### Exercise description
Reproduce the lines in the records below exactly, keeping every line in its original order.

## START Records to use

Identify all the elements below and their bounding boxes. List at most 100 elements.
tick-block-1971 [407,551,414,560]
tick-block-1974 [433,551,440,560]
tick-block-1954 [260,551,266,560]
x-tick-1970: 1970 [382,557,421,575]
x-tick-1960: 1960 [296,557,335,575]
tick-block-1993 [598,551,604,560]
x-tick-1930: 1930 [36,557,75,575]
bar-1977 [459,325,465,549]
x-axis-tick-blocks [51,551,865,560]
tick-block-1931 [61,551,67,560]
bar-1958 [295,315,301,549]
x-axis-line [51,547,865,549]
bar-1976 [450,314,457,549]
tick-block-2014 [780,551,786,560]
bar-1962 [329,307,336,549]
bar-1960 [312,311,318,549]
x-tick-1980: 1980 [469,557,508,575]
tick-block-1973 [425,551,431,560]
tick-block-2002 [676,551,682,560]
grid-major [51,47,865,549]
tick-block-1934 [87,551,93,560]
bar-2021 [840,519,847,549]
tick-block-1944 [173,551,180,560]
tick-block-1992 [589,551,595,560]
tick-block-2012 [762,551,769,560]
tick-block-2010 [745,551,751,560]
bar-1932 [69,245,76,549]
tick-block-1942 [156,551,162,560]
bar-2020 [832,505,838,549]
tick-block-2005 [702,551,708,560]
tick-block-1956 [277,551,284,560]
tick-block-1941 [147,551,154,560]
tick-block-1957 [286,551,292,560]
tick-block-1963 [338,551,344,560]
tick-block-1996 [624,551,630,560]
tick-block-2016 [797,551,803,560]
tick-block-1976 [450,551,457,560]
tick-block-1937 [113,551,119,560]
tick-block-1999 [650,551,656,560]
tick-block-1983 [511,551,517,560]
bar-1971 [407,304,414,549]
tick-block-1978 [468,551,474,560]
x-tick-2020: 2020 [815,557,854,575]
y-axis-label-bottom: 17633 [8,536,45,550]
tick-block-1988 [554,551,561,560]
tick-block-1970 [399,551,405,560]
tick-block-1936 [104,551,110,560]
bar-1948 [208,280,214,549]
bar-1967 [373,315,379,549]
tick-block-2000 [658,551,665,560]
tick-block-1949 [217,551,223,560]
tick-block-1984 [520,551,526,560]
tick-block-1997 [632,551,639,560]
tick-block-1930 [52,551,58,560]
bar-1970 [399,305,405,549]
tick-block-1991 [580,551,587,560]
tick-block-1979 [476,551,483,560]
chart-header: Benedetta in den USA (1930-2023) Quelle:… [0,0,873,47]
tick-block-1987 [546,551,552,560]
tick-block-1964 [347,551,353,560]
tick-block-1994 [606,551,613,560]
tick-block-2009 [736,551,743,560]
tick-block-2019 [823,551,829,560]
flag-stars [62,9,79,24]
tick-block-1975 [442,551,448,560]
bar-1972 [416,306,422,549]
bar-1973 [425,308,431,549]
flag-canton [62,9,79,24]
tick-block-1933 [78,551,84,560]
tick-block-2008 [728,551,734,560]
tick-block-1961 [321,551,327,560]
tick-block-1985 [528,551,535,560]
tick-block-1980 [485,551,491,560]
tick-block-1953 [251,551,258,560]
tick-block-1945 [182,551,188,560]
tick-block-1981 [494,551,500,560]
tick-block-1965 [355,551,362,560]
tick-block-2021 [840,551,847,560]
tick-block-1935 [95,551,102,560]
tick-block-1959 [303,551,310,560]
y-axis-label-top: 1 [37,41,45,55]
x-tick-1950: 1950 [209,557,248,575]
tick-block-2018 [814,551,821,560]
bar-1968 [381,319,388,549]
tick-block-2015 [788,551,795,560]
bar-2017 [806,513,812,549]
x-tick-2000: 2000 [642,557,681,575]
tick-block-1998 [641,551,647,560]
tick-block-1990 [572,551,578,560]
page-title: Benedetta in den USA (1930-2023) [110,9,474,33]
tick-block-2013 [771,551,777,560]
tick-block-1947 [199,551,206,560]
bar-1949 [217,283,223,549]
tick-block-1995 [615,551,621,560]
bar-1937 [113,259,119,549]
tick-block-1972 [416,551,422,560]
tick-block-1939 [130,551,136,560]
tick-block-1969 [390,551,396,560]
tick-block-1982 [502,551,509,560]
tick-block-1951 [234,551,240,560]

## END Records to use

### The solution
Identify all the elements below and their bounding boxes. List at most 100 elements.
tick-block-1971 [407,551,414,560]
tick-block-1974 [433,551,440,560]
tick-block-1954 [260,551,266,560]
x-tick-1970: 1970 [382,557,421,575]
x-tick-1960: 1960 [296,557,335,575]
tick-block-1993 [598,551,604,560]
x-tick-1930: 1930 [36,557,75,575]
bar-1977 [459,325,465,549]
x-axis-tick-blocks [51,551,865,560]
tick-block-1931 [61,551,67,560]
bar-1958 [295,315,301,549]
x-axis-line [51,547,865,549]
bar-1976 [450,314,457,549]
tick-block-2014 [780,551,786,560]
bar-1962 [329,307,336,549]
bar-1960 [312,311,318,549]
x-tick-1980: 1980 [469,557,508,575]
tick-block-1973 [425,551,431,560]
tick-block-2002 [676,551,682,560]
grid-major [51,47,865,549]
tick-block-1934 [87,551,93,560]
bar-2021 [840,519,847,549]
tick-block-1944 [173,551,180,560]
tick-block-1992 [589,551,595,560]
tick-block-2012 [762,551,769,560]
tick-block-2010 [745,551,751,560]
bar-1932 [69,245,76,549]
tick-block-1942 [156,551,162,560]
bar-2020 [832,505,838,549]
tick-block-2005 [702,551,708,560]
tick-block-1956 [277,551,284,560]
tick-block-1941 [147,551,154,560]
tick-block-1957 [286,551,292,560]
tick-block-1963 [338,551,344,560]
tick-block-1996 [624,551,630,560]
tick-block-2016 [797,551,803,560]
tick-block-1976 [450,551,457,560]
tick-block-1937 [113,551,119,560]
tick-block-1999 [650,551,656,560]
tick-block-1983 [511,551,517,560]
bar-1971 [407,304,414,549]
tick-block-1978 [468,551,474,560]
x-tick-2020: 2020 [815,557,854,575]
y-axis-label-bottom: 17633 [8,536,45,550]
tick-block-1988 [554,551,561,560]
tick-block-1970 [399,551,405,560]
tick-block-1936 [104,551,110,560]
bar-1948 [208,280,214,549]
bar-1967 [373,315,379,549]
tick-block-2000 [658,551,665,560]
tick-block-1949 [217,551,223,560]
tick-block-1984 [520,551,526,560]
tick-block-1997 [632,551,639,560]
tick-block-1930 [52,551,58,560]
bar-1970 [399,305,405,549]
tick-block-1991 [580,551,587,560]
tick-block-1979 [476,551,483,560]
chart-header: Benedetta in den USA (1930-2023) Quelle:… [0,0,873,47]
tick-block-1987 [546,551,552,560]
tick-block-1964 [347,551,353,560]
tick-block-1994 [606,551,613,560]
tick-block-2009 [736,551,743,560]
tick-block-2019 [823,551,829,560]
flag-stars [62,9,79,24]
tick-block-1975 [442,551,448,560]
bar-1972 [416,306,422,549]
bar-1973 [425,308,431,549]
flag-canton [62,9,79,24]
tick-block-1933 [78,551,84,560]
tick-block-2008 [728,551,734,560]
tick-block-1961 [321,551,327,560]
tick-block-1985 [528,551,535,560]
tick-block-1980 [485,551,491,560]
tick-block-1953 [251,551,258,560]
tick-block-1945 [182,551,188,560]
tick-block-1981 [494,551,500,560]
tick-block-1965 [355,551,362,560]
tick-block-2021 [840,551,847,560]
tick-block-1935 [95,551,102,560]
tick-block-1959 [303,551,310,560]
y-axis-label-top: 1 [37,41,45,55]
x-tick-1950: 1950 [209,557,248,575]
tick-block-2018 [814,551,821,560]
bar-1968 [381,319,388,549]
tick-block-2015 [788,551,795,560]
bar-2017 [806,513,812,549]
x-tick-2000: 2000 [642,557,681,575]
tick-block-1998 [641,551,647,560]
tick-block-1990 [572,551,578,560]
page-title: Benedetta in den USA (1930-2023) [110,9,474,33]
tick-block-2013 [771,551,777,560]
tick-block-1947 [199,551,206,560]
bar-1949 [217,283,223,549]
tick-block-1995 [615,551,621,560]
bar-1937 [113,259,119,549]
tick-block-1972 [416,551,422,560]
tick-block-1939 [130,551,136,560]
tick-block-1969 [390,551,396,560]
tick-block-1982 [502,551,509,560]
tick-block-1951 [234,551,240,560]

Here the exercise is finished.